▸ **Exercise objective**: Using the material that follows, identify and copy each line with the string "seguito".

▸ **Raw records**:

______________________________

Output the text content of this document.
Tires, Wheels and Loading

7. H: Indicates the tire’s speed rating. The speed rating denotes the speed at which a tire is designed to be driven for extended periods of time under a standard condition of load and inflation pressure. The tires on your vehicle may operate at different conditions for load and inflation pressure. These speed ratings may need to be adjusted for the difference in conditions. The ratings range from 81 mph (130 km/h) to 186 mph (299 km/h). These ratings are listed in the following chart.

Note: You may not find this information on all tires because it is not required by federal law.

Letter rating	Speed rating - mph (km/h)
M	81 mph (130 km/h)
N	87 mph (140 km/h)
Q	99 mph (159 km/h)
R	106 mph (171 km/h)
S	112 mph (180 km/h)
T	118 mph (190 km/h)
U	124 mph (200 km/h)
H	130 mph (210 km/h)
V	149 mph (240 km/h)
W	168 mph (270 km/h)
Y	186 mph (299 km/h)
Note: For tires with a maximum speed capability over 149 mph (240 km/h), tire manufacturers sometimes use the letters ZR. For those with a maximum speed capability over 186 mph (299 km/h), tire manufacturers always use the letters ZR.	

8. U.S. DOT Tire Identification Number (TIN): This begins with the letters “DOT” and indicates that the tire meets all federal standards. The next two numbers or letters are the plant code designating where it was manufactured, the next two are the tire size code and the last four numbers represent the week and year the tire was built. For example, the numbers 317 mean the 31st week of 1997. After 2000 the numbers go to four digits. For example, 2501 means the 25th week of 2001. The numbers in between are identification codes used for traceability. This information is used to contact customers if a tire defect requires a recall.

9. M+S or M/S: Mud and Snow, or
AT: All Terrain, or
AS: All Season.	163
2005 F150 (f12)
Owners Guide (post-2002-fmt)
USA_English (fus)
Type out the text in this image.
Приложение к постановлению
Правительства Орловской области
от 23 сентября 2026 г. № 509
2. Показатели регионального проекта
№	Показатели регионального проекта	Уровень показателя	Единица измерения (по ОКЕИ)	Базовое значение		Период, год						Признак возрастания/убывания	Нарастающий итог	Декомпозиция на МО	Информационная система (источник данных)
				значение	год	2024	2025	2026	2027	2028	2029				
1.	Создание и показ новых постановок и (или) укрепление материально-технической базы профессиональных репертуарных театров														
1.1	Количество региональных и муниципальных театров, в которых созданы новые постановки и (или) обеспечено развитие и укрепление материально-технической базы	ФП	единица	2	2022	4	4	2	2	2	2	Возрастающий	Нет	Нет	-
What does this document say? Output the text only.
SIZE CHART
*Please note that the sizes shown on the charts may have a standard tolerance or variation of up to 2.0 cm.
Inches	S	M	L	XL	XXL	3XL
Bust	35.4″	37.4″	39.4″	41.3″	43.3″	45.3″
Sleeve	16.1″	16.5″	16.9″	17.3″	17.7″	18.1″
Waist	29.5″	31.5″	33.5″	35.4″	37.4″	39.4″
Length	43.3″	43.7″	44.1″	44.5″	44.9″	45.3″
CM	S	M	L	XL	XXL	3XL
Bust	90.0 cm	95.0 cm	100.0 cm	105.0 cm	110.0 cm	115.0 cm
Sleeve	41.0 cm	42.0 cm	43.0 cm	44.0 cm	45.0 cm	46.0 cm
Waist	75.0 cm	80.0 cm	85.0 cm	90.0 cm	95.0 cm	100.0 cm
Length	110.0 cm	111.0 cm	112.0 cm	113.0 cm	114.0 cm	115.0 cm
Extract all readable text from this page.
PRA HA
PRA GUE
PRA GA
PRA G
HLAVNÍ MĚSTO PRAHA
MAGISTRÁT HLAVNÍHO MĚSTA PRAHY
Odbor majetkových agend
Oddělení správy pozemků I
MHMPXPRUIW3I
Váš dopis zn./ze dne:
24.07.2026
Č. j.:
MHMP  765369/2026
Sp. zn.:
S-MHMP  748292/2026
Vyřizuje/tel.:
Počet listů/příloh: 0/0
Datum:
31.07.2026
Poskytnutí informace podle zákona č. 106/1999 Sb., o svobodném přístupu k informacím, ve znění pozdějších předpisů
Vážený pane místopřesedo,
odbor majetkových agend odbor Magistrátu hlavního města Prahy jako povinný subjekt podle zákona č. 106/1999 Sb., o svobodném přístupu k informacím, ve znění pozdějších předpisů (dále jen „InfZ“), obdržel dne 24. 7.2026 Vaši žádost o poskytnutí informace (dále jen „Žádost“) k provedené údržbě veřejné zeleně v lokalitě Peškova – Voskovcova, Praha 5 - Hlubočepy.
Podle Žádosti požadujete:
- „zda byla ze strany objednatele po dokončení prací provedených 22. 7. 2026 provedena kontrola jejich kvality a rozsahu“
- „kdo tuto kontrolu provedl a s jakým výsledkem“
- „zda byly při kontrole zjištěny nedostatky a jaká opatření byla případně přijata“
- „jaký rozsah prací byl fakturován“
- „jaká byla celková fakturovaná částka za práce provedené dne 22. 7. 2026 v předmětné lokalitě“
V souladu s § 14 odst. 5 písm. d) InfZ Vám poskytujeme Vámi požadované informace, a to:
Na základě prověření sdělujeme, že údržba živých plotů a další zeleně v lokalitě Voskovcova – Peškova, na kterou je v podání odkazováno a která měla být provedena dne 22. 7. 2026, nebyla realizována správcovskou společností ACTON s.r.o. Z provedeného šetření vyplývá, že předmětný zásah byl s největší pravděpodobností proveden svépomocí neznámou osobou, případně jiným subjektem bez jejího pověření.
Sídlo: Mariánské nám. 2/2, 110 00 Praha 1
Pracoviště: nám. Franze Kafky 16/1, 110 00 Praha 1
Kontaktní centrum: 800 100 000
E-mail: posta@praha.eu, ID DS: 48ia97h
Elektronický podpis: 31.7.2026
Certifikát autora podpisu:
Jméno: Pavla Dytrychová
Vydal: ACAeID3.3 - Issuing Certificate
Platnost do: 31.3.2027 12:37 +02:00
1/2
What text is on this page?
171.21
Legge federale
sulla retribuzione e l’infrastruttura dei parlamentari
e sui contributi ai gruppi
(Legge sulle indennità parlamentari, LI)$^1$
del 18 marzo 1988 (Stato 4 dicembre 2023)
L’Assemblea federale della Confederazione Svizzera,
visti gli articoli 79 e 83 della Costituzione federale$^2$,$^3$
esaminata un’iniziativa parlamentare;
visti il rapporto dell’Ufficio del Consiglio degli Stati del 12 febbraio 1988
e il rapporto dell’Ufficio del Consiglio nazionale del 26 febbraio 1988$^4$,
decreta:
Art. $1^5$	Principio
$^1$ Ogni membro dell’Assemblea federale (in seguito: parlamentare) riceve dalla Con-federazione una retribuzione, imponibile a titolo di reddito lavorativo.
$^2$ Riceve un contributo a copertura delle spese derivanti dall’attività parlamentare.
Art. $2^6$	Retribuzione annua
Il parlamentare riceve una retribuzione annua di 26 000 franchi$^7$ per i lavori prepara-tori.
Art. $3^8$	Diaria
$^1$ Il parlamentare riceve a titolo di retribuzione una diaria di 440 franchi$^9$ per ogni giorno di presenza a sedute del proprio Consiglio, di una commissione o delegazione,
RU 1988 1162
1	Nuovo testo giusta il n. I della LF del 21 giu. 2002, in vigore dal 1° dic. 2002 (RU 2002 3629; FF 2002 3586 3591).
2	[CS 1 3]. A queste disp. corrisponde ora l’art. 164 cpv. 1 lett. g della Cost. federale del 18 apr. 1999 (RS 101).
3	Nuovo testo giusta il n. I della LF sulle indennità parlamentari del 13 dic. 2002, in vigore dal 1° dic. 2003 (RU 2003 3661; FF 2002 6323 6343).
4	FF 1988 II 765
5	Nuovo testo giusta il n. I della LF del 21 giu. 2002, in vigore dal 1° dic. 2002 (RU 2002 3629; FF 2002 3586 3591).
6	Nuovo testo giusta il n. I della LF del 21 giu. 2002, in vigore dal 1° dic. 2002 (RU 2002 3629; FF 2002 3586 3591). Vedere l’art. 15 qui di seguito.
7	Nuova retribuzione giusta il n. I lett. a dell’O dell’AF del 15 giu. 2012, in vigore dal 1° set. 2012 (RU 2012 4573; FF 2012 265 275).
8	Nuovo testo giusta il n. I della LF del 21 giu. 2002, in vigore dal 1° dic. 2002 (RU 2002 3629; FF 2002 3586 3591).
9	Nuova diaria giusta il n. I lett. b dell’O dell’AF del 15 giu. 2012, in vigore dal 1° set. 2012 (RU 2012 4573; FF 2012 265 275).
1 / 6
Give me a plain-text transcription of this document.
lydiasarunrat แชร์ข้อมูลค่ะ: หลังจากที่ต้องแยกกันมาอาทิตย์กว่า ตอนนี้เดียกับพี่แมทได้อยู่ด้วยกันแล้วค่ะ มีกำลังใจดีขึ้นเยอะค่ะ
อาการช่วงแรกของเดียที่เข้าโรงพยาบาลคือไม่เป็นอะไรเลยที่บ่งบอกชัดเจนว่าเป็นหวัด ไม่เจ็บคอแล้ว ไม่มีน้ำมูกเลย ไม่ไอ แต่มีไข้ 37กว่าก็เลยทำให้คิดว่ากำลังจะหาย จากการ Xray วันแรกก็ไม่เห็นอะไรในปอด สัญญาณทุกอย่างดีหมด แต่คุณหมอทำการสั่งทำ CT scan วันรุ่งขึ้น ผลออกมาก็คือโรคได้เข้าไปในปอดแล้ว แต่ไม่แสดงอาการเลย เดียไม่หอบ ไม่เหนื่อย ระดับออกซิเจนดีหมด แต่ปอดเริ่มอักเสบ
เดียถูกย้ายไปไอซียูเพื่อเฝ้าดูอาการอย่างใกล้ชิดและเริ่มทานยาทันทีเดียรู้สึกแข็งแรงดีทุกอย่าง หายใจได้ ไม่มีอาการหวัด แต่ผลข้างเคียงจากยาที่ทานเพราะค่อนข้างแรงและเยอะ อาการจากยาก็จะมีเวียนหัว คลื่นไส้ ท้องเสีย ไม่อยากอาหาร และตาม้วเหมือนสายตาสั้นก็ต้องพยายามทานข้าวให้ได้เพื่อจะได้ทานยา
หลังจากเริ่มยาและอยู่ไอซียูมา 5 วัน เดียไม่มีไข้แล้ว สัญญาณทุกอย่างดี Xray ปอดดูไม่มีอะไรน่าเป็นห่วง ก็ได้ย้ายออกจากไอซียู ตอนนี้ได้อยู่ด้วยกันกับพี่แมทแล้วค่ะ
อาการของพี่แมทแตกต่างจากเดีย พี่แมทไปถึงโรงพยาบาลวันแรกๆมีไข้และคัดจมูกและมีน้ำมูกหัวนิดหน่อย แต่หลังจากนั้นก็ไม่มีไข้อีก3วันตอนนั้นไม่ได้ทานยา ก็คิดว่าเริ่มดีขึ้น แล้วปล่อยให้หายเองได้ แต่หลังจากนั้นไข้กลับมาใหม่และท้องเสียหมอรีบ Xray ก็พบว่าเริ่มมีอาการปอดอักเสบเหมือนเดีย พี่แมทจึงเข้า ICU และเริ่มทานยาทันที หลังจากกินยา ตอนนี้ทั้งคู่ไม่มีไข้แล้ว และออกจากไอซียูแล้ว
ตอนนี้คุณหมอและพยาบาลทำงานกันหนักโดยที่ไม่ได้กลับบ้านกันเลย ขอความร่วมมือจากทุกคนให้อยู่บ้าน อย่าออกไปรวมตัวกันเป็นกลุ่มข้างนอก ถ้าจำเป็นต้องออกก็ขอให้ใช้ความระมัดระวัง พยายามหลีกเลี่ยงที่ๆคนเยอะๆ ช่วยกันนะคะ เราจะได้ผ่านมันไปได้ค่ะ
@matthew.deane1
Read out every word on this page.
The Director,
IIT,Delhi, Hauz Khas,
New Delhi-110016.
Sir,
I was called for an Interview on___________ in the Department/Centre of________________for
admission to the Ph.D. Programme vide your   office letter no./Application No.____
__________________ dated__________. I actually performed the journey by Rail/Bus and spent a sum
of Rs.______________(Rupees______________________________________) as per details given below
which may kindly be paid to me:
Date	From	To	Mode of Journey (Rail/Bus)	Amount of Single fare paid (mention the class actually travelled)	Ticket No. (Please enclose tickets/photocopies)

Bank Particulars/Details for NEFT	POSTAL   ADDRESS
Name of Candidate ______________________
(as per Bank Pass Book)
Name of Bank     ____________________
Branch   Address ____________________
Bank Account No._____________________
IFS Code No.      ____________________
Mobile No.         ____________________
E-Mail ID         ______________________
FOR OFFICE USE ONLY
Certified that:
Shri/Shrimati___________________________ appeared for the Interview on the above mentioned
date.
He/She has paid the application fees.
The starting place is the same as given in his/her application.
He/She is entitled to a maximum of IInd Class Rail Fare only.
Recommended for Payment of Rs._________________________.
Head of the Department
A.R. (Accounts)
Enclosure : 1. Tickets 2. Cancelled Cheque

______________________________

▸ **Response to the exercise**:
$^1$ Ogni membro dell’Assemblea federale (in seguito: parlamentare) riceve dalla Con-federazione una retribuzione, imponibile a titolo di reddito lavorativo.
6	Nuovo testo giusta il n. I della LF del 21 giu. 2002, in vigore dal 1° dic. 2002 (RU 2002 3629; FF 2002 3586 3591). Vedere l’art. 15 qui di seguito.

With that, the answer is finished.